DIRECTIVE: Please copy out the items below word for word, from the first line of the items through the line containing "sidebar-item-label: Messages [55, 378, 128, 395]", including both of those lines.

GIVEN DATA:
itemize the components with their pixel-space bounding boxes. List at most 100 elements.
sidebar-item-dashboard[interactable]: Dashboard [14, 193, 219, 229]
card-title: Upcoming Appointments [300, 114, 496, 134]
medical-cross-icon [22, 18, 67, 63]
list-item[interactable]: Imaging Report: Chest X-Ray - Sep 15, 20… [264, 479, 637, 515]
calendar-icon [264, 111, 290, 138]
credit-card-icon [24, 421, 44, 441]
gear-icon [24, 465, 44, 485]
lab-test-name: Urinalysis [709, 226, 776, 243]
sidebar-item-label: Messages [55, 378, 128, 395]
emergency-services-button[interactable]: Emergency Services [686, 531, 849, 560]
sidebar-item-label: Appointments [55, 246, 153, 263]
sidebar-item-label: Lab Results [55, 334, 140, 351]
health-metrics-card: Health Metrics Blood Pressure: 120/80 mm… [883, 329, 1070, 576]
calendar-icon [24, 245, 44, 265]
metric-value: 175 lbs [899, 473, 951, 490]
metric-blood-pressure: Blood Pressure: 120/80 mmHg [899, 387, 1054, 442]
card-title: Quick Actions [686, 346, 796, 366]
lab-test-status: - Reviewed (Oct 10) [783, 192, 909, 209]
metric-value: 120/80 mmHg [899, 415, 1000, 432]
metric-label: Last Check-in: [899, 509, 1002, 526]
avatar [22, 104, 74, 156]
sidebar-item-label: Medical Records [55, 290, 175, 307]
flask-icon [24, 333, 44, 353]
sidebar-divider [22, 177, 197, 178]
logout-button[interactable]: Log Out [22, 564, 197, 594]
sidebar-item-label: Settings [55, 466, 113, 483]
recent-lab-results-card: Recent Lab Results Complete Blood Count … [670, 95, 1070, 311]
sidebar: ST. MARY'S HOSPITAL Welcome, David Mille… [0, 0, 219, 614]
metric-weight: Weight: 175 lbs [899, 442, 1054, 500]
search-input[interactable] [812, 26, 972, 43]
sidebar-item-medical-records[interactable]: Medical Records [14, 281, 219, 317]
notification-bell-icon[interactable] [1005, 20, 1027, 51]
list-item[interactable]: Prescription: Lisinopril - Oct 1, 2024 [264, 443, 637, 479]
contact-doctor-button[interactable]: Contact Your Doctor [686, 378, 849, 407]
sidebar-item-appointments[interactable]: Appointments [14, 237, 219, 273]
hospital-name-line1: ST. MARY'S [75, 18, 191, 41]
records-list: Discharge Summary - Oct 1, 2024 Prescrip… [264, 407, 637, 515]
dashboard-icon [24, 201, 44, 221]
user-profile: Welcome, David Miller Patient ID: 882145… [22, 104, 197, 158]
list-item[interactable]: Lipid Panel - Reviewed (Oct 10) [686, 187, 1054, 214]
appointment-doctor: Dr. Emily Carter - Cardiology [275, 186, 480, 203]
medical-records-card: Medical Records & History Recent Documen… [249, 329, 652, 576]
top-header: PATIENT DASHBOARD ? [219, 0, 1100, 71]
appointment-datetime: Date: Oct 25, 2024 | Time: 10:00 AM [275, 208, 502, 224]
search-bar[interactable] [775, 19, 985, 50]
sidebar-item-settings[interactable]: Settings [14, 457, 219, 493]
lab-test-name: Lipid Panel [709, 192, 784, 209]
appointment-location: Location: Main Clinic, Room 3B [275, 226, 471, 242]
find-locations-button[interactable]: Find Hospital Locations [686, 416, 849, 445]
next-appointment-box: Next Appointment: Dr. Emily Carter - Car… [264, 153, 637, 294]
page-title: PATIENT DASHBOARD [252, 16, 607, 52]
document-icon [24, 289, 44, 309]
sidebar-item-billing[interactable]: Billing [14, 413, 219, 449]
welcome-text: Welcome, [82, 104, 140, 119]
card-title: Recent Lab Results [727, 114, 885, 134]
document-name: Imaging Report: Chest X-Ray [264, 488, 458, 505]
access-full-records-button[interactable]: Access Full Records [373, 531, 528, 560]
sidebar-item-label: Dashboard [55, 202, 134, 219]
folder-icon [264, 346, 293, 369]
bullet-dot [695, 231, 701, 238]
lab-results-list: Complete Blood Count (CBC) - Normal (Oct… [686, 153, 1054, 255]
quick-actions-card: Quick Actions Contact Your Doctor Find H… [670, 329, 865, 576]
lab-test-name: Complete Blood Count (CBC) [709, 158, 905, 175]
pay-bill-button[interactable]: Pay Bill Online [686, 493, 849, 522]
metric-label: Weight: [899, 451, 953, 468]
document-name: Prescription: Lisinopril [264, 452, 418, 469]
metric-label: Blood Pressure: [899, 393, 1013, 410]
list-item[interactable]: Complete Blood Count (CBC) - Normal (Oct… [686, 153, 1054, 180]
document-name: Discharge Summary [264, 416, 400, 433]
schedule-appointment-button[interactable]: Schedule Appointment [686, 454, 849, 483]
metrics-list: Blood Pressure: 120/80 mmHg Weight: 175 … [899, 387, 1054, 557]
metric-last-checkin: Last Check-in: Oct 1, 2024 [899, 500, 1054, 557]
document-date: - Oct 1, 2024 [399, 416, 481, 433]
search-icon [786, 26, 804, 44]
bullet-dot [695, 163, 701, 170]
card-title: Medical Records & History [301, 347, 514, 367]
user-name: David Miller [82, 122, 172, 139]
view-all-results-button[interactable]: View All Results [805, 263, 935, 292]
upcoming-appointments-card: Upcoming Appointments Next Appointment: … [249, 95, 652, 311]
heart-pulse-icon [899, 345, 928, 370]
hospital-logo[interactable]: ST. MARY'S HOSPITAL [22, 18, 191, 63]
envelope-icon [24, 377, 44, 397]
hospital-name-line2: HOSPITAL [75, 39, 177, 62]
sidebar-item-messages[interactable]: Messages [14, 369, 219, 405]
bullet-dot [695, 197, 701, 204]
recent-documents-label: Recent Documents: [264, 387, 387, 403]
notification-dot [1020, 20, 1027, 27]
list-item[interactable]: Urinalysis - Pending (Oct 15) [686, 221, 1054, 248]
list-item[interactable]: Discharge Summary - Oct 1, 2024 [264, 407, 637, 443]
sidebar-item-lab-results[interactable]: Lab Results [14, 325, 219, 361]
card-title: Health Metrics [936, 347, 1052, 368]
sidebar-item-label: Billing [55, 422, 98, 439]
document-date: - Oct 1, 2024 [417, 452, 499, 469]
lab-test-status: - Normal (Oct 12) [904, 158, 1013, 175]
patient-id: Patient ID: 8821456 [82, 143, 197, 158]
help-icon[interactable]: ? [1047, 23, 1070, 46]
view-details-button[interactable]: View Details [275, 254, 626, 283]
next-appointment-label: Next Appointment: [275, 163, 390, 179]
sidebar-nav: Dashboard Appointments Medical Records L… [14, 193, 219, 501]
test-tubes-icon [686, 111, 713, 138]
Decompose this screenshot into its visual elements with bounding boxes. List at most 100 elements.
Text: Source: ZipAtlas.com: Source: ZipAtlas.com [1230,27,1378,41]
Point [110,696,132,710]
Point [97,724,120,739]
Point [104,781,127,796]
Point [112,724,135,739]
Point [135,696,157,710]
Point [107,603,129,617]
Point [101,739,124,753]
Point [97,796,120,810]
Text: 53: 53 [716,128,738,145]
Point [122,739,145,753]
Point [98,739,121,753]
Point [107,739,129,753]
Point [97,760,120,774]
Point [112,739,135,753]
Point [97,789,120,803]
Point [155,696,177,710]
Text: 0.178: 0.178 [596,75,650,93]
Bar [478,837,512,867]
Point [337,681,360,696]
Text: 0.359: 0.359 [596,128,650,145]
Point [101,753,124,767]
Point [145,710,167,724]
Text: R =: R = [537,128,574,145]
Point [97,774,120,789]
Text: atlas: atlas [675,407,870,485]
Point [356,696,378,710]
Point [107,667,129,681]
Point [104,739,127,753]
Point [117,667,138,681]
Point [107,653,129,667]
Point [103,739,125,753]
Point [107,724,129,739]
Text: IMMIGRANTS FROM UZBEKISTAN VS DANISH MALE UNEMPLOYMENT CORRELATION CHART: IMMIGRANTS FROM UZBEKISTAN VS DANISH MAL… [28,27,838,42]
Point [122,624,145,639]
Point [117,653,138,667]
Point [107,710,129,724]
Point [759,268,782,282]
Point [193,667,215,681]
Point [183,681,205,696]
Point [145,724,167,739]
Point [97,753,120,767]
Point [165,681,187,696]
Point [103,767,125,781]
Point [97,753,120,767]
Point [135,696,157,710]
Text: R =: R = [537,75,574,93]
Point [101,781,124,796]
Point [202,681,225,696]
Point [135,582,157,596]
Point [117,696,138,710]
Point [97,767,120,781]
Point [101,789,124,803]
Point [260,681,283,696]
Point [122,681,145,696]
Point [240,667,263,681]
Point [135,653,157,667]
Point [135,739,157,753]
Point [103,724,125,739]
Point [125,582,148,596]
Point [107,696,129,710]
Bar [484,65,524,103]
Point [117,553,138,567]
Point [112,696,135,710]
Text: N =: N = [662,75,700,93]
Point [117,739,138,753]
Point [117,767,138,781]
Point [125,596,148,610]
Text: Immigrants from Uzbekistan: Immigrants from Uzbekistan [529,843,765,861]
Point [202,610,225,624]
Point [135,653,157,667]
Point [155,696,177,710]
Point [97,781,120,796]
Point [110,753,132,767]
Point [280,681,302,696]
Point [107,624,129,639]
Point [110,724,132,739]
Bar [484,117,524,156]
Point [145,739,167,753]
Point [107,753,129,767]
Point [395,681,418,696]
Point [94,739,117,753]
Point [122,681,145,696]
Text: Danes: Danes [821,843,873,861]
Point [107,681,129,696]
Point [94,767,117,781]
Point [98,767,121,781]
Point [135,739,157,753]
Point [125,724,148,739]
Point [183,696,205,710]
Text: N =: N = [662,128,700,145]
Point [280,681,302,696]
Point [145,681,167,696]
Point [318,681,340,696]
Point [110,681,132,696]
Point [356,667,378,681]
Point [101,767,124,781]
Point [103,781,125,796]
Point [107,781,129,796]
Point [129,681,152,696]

WRITTEN SOLUTION:
itemize the components with their pixel-space bounding boxes. List at most 100 elements.
sidebar-item-dashboard[interactable]: Dashboard [14, 193, 219, 229]
card-title: Upcoming Appointments [300, 114, 496, 134]
medical-cross-icon [22, 18, 67, 63]
list-item[interactable]: Imaging Report: Chest X-Ray - Sep 15, 20… [264, 479, 637, 515]
calendar-icon [264, 111, 290, 138]
credit-card-icon [24, 421, 44, 441]
gear-icon [24, 465, 44, 485]
lab-test-name: Urinalysis [709, 226, 776, 243]
sidebar-item-label: Messages [55, 378, 128, 395]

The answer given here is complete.